Given request
Retype each entry below, keeping every character the same.

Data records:
START

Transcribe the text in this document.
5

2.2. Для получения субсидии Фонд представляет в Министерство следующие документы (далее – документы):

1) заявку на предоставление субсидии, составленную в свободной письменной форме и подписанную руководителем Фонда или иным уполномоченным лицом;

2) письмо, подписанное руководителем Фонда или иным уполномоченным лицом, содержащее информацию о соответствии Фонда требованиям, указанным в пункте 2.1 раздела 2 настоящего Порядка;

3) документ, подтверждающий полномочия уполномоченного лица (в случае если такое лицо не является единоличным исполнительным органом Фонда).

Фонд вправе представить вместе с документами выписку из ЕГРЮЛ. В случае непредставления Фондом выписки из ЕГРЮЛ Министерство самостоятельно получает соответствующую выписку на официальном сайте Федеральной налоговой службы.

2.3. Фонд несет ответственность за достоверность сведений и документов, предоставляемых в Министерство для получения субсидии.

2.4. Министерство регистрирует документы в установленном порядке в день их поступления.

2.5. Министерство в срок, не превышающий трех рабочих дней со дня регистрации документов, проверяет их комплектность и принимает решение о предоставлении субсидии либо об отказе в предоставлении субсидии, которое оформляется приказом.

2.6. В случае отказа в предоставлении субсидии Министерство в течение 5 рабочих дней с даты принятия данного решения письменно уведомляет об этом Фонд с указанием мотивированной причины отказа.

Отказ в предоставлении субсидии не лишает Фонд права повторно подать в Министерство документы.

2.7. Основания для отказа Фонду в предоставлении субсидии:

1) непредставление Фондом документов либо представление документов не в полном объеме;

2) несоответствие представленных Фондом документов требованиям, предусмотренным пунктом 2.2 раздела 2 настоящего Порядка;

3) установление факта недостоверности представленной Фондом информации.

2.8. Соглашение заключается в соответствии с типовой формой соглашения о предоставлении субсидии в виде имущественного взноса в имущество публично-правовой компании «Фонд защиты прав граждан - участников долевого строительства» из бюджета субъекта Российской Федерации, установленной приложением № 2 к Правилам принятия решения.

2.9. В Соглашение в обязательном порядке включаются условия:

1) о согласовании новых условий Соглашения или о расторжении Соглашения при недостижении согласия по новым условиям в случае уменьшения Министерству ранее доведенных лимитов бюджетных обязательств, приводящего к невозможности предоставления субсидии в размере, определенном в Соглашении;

END

Task result
Transcribe the text in this document.
5

2.2. Для получения субсидии Фонд представляет в Министерство следующие документы (далее – документы):

1) заявку на предоставление субсидии, составленную в свободной письменной форме и подписанную руководителем Фонда или иным уполномоченным лицом;

2) письмо, подписанное руководителем Фонда или иным уполномоченным лицом, содержащее информацию о соответствии Фонда требованиям, указанным в пункте 2.1 раздела 2 настоящего Порядка;

3) документ, подтверждающий полномочия уполномоченного лица (в случае если такое лицо не является единоличным исполнительным органом Фонда).

Фонд вправе представить вместе с документами выписку из ЕГРЮЛ. В случае непредставления Фондом выписки из ЕГРЮЛ Министерство самостоятельно получает соответствующую выписку на официальном сайте Федеральной налоговой службы.

2.3. Фонд несет ответственность за достоверность сведений и документов, предоставляемых в Министерство для получения субсидии.

2.4. Министерство регистрирует документы в установленном порядке в день их поступления.

2.5. Министерство в срок, не превышающий трех рабочих дней со дня регистрации документов, проверяет их комплектность и принимает решение о предоставлении субсидии либо об отказе в предоставлении субсидии, которое оформляется приказом.

2.6. В случае отказа в предоставлении субсидии Министерство в течение 5 рабочих дней с даты принятия данного решения письменно уведомляет об этом Фонд с указанием мотивированной причины отказа.

Отказ в предоставлении субсидии не лишает Фонд права повторно подать в Министерство документы.

2.7. Основания для отказа Фонду в предоставлении субсидии:

1) непредставление Фондом документов либо представление документов не в полном объеме;

2) несоответствие представленных Фондом документов требованиям, предусмотренным пунктом 2.2 раздела 2 настоящего Порядка;

3) установление факта недостоверности представленной Фондом информации.

2.8. Соглашение заключается в соответствии с типовой формой соглашения о предоставлении субсидии в виде имущественного взноса в имущество публично-правовой компании «Фонд защиты прав граждан - участников долевого строительства» из бюджета субъекта Российской Федерации, установленной приложением № 2 к Правилам принятия решения.

2.9. В Соглашение в обязательном порядке включаются условия:

1) о согласовании новых условий Соглашения или о расторжении Соглашения при недостижении согласия по новым условиям в случае уменьшения Министерству ранее доведенных лимитов бюджетных обязательств, приводящего к невозможности предоставления субсидии в размере, определенном в Соглашении;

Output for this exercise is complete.